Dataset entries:
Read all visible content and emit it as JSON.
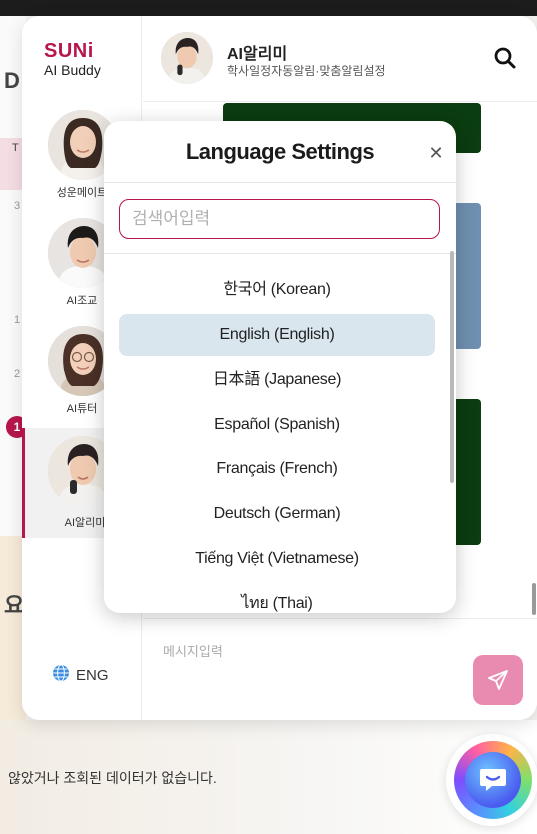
{
  "background": {
    "left_fragments": [
      "D",
      "T",
      "3",
      "1",
      "2",
      "요"
    ],
    "badge": "1",
    "empty_message": "않았거나 조회된 데이터가 없습니다."
  },
  "brand": {
    "name": "SUNi",
    "subtitle": "AI Buddy",
    "accent_color": "#b6164d"
  },
  "agents": [
    {
      "name": "성운메이트",
      "icon": "avatar-woman-icon"
    },
    {
      "name": "AI조교",
      "icon": "avatar-man-icon"
    },
    {
      "name": "AI튜터",
      "icon": "avatar-woman-glasses-icon"
    },
    {
      "name": "AI알리미",
      "icon": "avatar-man-microphone-icon",
      "active": true
    }
  ],
  "language_switch": {
    "label": "ENG",
    "icon": "globe-icon"
  },
  "header": {
    "title": "AI알리미",
    "subtitle": "학사일정자동알림·맞춤알림설정",
    "search_icon": "search-icon"
  },
  "composer": {
    "placeholder": "메시지입력",
    "send_icon": "send-icon",
    "send_color": "#e98bb1"
  },
  "language_modal": {
    "title": "Language Settings",
    "close_icon": "close-icon",
    "search_placeholder": "검색어입력",
    "selected": "English (English)",
    "languages": [
      "한국어 (Korean)",
      "English (English)",
      "日本語 (Japanese)",
      "Español (Spanish)",
      "Français (French)",
      "Deutsch (German)",
      "Tiếng Việt (Vietnamese)",
      "ไทย (Thai)"
    ]
  }
}
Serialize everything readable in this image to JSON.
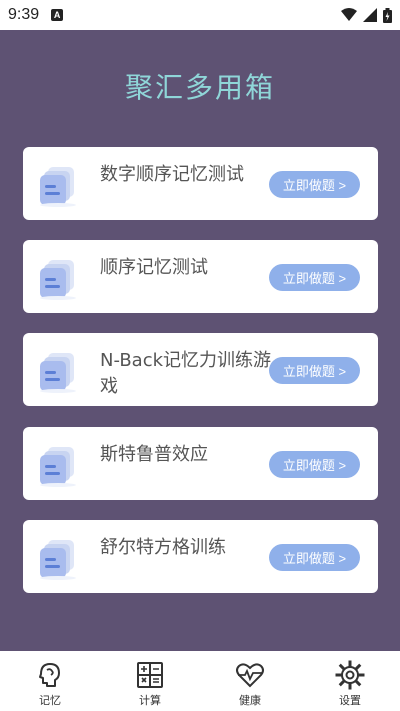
{
  "status": {
    "time": "9:39",
    "app_icon_letter": "A"
  },
  "title": "聚汇多用箱",
  "cards": [
    {
      "label": "数字顺序记忆测试",
      "button": "立即做题 >"
    },
    {
      "label": "顺序记忆测试",
      "button": "立即做题 >"
    },
    {
      "label": "N-Back记忆力训练游戏",
      "button": "立即做题 >"
    },
    {
      "label": "斯特鲁普效应",
      "button": "立即做题 >"
    },
    {
      "label": "舒尔特方格训练",
      "button": "立即做题 >"
    }
  ],
  "nav": [
    {
      "label": "记忆",
      "icon": "brain-icon",
      "active": true
    },
    {
      "label": "计算",
      "icon": "calculator-icon",
      "active": false
    },
    {
      "label": "健康",
      "icon": "heart-pulse-icon",
      "active": false
    },
    {
      "label": "设置",
      "icon": "gear-icon",
      "active": false
    }
  ],
  "colors": {
    "background": "#5e5273",
    "title": "#8fd6d8",
    "button": "#8fb0ea",
    "card": "#ffffff"
  }
}
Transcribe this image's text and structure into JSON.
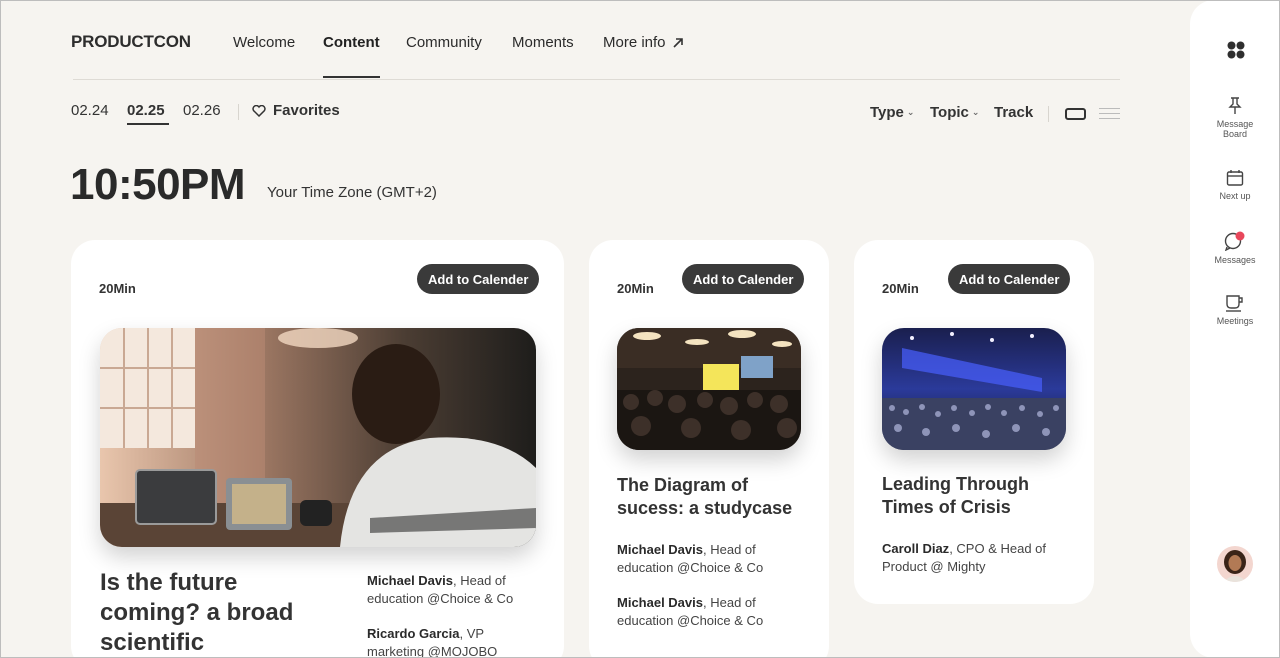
{
  "header": {
    "logo": "PRODUCTCON",
    "nav": [
      "Welcome",
      "Content",
      "Community",
      "Moments",
      "More info"
    ],
    "active_nav": "Content"
  },
  "dates": [
    "02.24",
    "02.25",
    "02.26"
  ],
  "active_date": "02.25",
  "favorites_label": "Favorites",
  "filters": {
    "type": "Type",
    "topic": "Topic",
    "track": "Track"
  },
  "time": {
    "current": "10:50PM",
    "timezone": "Your Time Zone (GMT+2)"
  },
  "cards": [
    {
      "duration": "20Min",
      "button": "Add to Calender",
      "title": "Is the future coming? a broad scientific",
      "speakers": [
        {
          "name": "Michael Davis",
          "role": ", Head of education @Choice & Co"
        },
        {
          "name": "Ricardo Garcia",
          "role": ", VP marketing @MOJOBO"
        }
      ]
    },
    {
      "duration": "20Min",
      "button": "Add to Calender",
      "title": "The Diagram of sucess: a studycase",
      "speakers": [
        {
          "name": "Michael Davis",
          "role": ", Head of education @Choice & Co"
        },
        {
          "name": "Michael Davis",
          "role": ", Head of education @Choice & Co"
        }
      ]
    },
    {
      "duration": "20Min",
      "button": "Add to Calender",
      "title": "Leading Through Times of Crisis",
      "speakers": [
        {
          "name": "Caroll Diaz",
          "role": ", CPO & Head of Product @ Mighty"
        }
      ]
    }
  ],
  "sidebar": [
    {
      "label": "Message Board",
      "icon": "pin-icon"
    },
    {
      "label": "Next up",
      "icon": "calendar-icon"
    },
    {
      "label": "Messages",
      "icon": "chat-icon"
    },
    {
      "label": "Meetings",
      "icon": "cup-icon"
    }
  ],
  "colors": {
    "accent_dark": "#3a3a3a",
    "notification": "#e8475b",
    "background": "#f6f4f0"
  }
}
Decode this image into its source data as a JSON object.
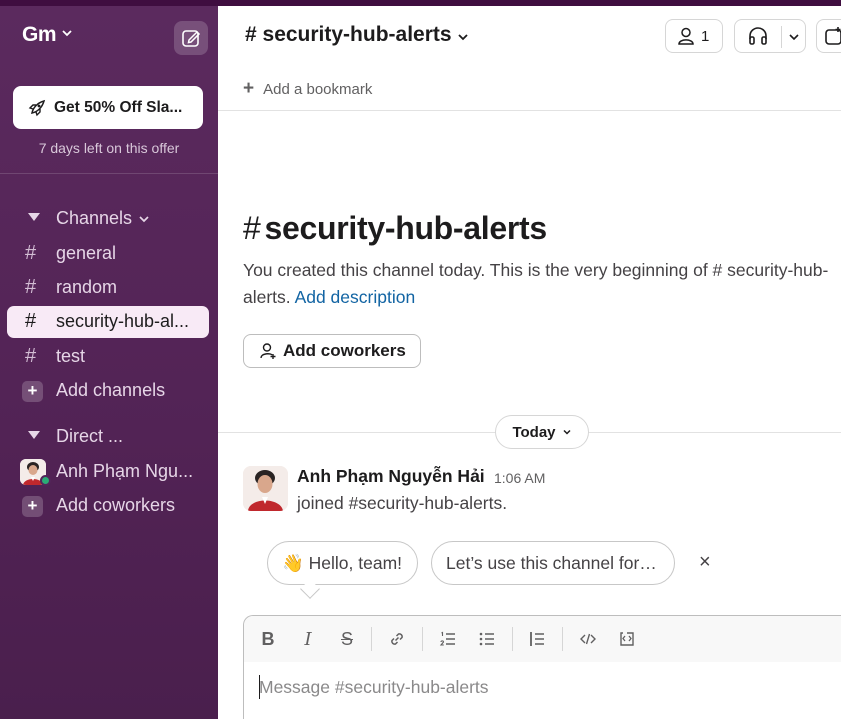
{
  "workspace": {
    "name": "Gm"
  },
  "promo": {
    "label": "Get 50% Off Sla...",
    "subtext": "7 days left on this offer"
  },
  "sidebar": {
    "channels_header": "Channels",
    "channels": [
      {
        "name": "general"
      },
      {
        "name": "random"
      },
      {
        "name": "security-hub-al..."
      },
      {
        "name": "test"
      }
    ],
    "add_channels": "Add channels",
    "direct_header": "Direct ...",
    "dm_user": "Anh Phạm Ngu...",
    "add_coworkers": "Add coworkers"
  },
  "header": {
    "channel_title": "# security-hub-alerts",
    "member_count": "1",
    "bookmark": "Add a bookmark"
  },
  "intro": {
    "hash": "#",
    "title": "security-hub-alerts",
    "text": "You created this channel today. This is the very beginning of # security-hub-alerts.",
    "link": "Add description",
    "add_coworkers": "Add coworkers"
  },
  "day_divider": "Today",
  "message": {
    "author": "Anh Phạm Nguyễn Hải",
    "time": "1:06 AM",
    "body": "joined #security-hub-alerts."
  },
  "suggestions": [
    "👋 Hello, team!",
    "Let’s use this channel for…"
  ],
  "suggestions_close": "×",
  "composer": {
    "placeholder": "Message #security-hub-alerts"
  },
  "colors": {
    "sidebar_bg": "#522355",
    "active_item_bg": "#f8eaf6",
    "link": "#1264a3",
    "presence": "#2bac76"
  }
}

WHAT TO DO —
Set down the material exactly, every line of it, except for the pictures.

SOLUTION TO THIS EXERCISE —
Read all visible content and emit it as JSON.
{
  "background": {
    "left_fragments": [
      "D",
      "T",
      "3",
      "1",
      "2",
      "요"
    ],
    "badge": "1",
    "empty_message": "않았거나 조회된 데이터가 없습니다."
  },
  "brand": {
    "name": "SUNi",
    "subtitle": "AI Buddy",
    "accent_color": "#b6164d"
  },
  "agents": [
    {
      "name": "성운메이트",
      "icon": "avatar-woman-icon"
    },
    {
      "name": "AI조교",
      "icon": "avatar-man-icon"
    },
    {
      "name": "AI튜터",
      "icon": "avatar-woman-glasses-icon"
    },
    {
      "name": "AI알리미",
      "icon": "avatar-man-microphone-icon",
      "active": true
    }
  ],
  "language_switch": {
    "label": "ENG",
    "icon": "globe-icon"
  },
  "header": {
    "title": "AI알리미",
    "subtitle": "학사일정자동알림·맞춤알림설정",
    "search_icon": "search-icon"
  },
  "composer": {
    "placeholder": "메시지입력",
    "send_icon": "send-icon",
    "send_color": "#e98bb1"
  },
  "language_modal": {
    "title": "Language Settings",
    "close_icon": "close-icon",
    "search_placeholder": "검색어입력",
    "selected": "English (English)",
    "languages": [
      "한국어 (Korean)",
      "English (English)",
      "日本語 (Japanese)",
      "Español (Spanish)",
      "Français (French)",
      "Deutsch (German)",
      "Tiếng Việt (Vietnamese)",
      "ไทย (Thai)"
    ]
  }
}
Serialize everything readable in this image to JSON.
{
  "status": {
    "time": "9:39",
    "app_icon_letter": "A"
  },
  "title": "聚汇多用箱",
  "cards": [
    {
      "label": "数字顺序记忆测试",
      "button": "立即做题 >"
    },
    {
      "label": "顺序记忆测试",
      "button": "立即做题 >"
    },
    {
      "label": "N-Back记忆力训练游戏",
      "button": "立即做题 >"
    },
    {
      "label": "斯特鲁普效应",
      "button": "立即做题 >"
    },
    {
      "label": "舒尔特方格训练",
      "button": "立即做题 >"
    }
  ],
  "nav": [
    {
      "label": "记忆",
      "icon": "brain-icon",
      "active": true
    },
    {
      "label": "计算",
      "icon": "calculator-icon",
      "active": false
    },
    {
      "label": "健康",
      "icon": "heart-pulse-icon",
      "active": false
    },
    {
      "label": "设置",
      "icon": "gear-icon",
      "active": false
    }
  ],
  "colors": {
    "background": "#5e5273",
    "title": "#8fd6d8",
    "button": "#8fb0ea",
    "card": "#ffffff"
  }
}
Transcribe this image's text and structure into JSON.
{
  "header": {
    "logo": "PRODUCTCON",
    "nav": [
      "Welcome",
      "Content",
      "Community",
      "Moments",
      "More info"
    ],
    "active_nav": "Content"
  },
  "dates": [
    "02.24",
    "02.25",
    "02.26"
  ],
  "active_date": "02.25",
  "favorites_label": "Favorites",
  "filters": {
    "type": "Type",
    "topic": "Topic",
    "track": "Track"
  },
  "time": {
    "current": "10:50PM",
    "timezone": "Your Time Zone (GMT+2)"
  },
  "cards": [
    {
      "duration": "20Min",
      "button": "Add to Calender",
      "title": "Is the future coming? a broad scientific",
      "speakers": [
        {
          "name": "Michael Davis",
          "role": ", Head of education @Choice & Co"
        },
        {
          "name": "Ricardo Garcia",
          "role": ", VP marketing @MOJOBO"
        }
      ]
    },
    {
      "duration": "20Min",
      "button": "Add to Calender",
      "title": "The Diagram of sucess: a studycase",
      "speakers": [
        {
          "name": "Michael Davis",
          "role": ", Head of education @Choice & Co"
        },
        {
          "name": "Michael Davis",
          "role": ", Head of education @Choice & Co"
        }
      ]
    },
    {
      "duration": "20Min",
      "button": "Add to Calender",
      "title": "Leading Through Times of Crisis",
      "speakers": [
        {
          "name": "Caroll Diaz",
          "role": ", CPO & Head of Product @ Mighty"
        }
      ]
    }
  ],
  "sidebar": [
    {
      "label": "Message Board",
      "icon": "pin-icon"
    },
    {
      "label": "Next up",
      "icon": "calendar-icon"
    },
    {
      "label": "Messages",
      "icon": "chat-icon"
    },
    {
      "label": "Meetings",
      "icon": "cup-icon"
    }
  ],
  "colors": {
    "accent_dark": "#3a3a3a",
    "notification": "#e8475b",
    "background": "#f6f4f0"
  }
}
Decode this image into its source data as a JSON object.
{
  "workspace": {
    "name": "Gm"
  },
  "promo": {
    "label": "Get 50% Off Sla...",
    "subtext": "7 days left on this offer"
  },
  "sidebar": {
    "channels_header": "Channels",
    "channels": [
      {
        "name": "general"
      },
      {
        "name": "random"
      },
      {
        "name": "security-hub-al..."
      },
      {
        "name": "test"
      }
    ],
    "add_channels": "Add channels",
    "direct_header": "Direct ...",
    "dm_user": "Anh Phạm Ngu...",
    "add_coworkers": "Add coworkers"
  },
  "header": {
    "channel_title": "# security-hub-alerts",
    "member_count": "1",
    "bookmark": "Add a bookmark"
  },
  "intro": {
    "hash": "#",
    "title": "security-hub-alerts",
    "text": "You created this channel today. This is the very beginning of # security-hub-alerts.",
    "link": "Add description",
    "add_coworkers": "Add coworkers"
  },
  "day_divider": "Today",
  "message": {
    "author": "Anh Phạm Nguyễn Hải",
    "time": "1:06 AM",
    "body": "joined #security-hub-alerts."
  },
  "suggestions": [
    "👋 Hello, team!",
    "Let’s use this channel for…"
  ],
  "suggestions_close": "×",
  "composer": {
    "placeholder": "Message #security-hub-alerts"
  },
  "colors": {
    "sidebar_bg": "#522355",
    "active_item_bg": "#f8eaf6",
    "link": "#1264a3",
    "presence": "#2bac76"
  }
}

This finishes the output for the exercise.